* [Work to complete]: Using the data below, tally the lines that include the string "companies". Only the number is wanted.

* [Provided data]:
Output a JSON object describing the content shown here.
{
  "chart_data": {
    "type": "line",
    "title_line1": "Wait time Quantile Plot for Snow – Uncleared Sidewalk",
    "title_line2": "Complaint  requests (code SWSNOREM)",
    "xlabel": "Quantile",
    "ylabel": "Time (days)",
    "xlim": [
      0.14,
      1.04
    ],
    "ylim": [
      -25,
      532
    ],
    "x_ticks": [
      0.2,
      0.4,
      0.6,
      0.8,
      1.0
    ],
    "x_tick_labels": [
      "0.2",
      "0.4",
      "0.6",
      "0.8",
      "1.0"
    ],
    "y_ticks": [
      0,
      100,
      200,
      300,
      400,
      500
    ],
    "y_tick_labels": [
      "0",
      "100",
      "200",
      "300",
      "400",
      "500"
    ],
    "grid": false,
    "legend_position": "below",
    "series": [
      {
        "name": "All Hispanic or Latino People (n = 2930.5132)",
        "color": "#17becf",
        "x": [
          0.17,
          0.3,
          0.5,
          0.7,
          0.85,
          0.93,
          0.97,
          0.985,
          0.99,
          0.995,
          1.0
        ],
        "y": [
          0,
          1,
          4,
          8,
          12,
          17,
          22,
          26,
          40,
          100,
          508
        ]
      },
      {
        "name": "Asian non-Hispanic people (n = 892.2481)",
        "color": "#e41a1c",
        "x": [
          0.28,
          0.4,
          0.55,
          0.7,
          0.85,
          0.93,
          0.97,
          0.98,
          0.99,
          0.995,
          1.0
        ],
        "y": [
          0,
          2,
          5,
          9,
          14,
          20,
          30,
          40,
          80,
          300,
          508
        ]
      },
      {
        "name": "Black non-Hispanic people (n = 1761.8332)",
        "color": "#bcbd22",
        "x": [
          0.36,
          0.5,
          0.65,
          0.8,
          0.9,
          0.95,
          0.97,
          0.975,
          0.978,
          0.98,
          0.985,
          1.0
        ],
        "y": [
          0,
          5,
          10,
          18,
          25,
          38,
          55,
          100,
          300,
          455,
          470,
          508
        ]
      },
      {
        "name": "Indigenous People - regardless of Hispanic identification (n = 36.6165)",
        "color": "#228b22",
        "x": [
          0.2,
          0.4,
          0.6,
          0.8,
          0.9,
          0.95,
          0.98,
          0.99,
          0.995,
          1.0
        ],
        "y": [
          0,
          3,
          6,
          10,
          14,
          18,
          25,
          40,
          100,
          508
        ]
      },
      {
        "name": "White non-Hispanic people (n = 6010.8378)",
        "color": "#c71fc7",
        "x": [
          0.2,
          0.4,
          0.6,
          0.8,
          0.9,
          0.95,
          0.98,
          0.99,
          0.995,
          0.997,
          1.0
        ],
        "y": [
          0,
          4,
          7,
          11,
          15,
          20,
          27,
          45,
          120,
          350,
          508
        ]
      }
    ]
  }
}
--
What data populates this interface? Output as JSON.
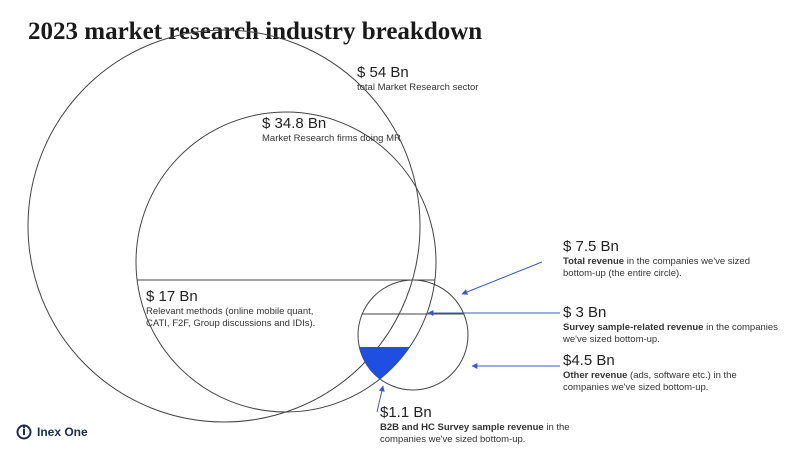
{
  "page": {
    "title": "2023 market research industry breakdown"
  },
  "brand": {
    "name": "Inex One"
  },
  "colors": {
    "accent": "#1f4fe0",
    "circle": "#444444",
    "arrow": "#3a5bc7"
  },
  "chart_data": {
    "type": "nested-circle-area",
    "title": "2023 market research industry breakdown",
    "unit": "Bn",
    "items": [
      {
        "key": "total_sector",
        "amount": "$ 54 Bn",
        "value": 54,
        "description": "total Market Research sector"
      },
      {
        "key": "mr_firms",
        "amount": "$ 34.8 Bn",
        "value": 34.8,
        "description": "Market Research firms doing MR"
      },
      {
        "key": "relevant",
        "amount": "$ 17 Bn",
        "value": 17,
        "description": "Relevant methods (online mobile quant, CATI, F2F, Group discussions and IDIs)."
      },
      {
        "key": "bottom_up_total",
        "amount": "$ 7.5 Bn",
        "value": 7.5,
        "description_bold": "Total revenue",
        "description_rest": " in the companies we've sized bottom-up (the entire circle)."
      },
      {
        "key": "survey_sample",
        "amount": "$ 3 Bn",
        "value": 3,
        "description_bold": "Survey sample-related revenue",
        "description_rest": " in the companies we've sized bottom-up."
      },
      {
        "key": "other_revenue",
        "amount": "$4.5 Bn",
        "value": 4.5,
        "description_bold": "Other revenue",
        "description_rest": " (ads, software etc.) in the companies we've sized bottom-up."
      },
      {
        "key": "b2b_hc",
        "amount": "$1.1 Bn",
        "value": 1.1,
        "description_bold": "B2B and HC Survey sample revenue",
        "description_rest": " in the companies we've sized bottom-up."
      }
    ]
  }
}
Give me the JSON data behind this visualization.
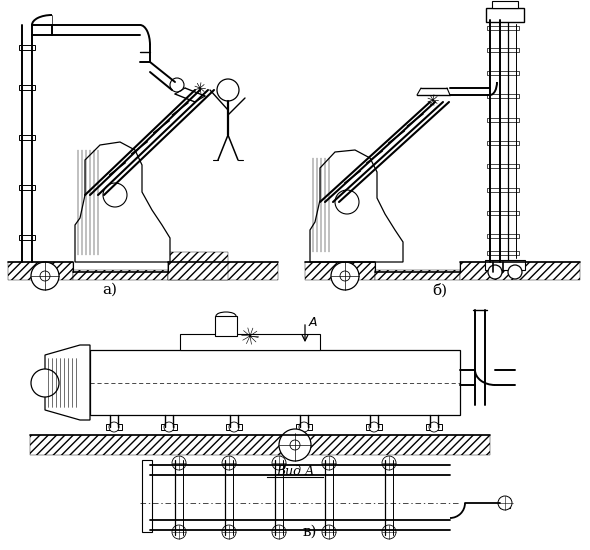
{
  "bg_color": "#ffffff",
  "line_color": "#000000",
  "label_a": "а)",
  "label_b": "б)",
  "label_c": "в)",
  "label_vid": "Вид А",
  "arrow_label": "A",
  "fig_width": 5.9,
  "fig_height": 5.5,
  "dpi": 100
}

* [Written answer]: 4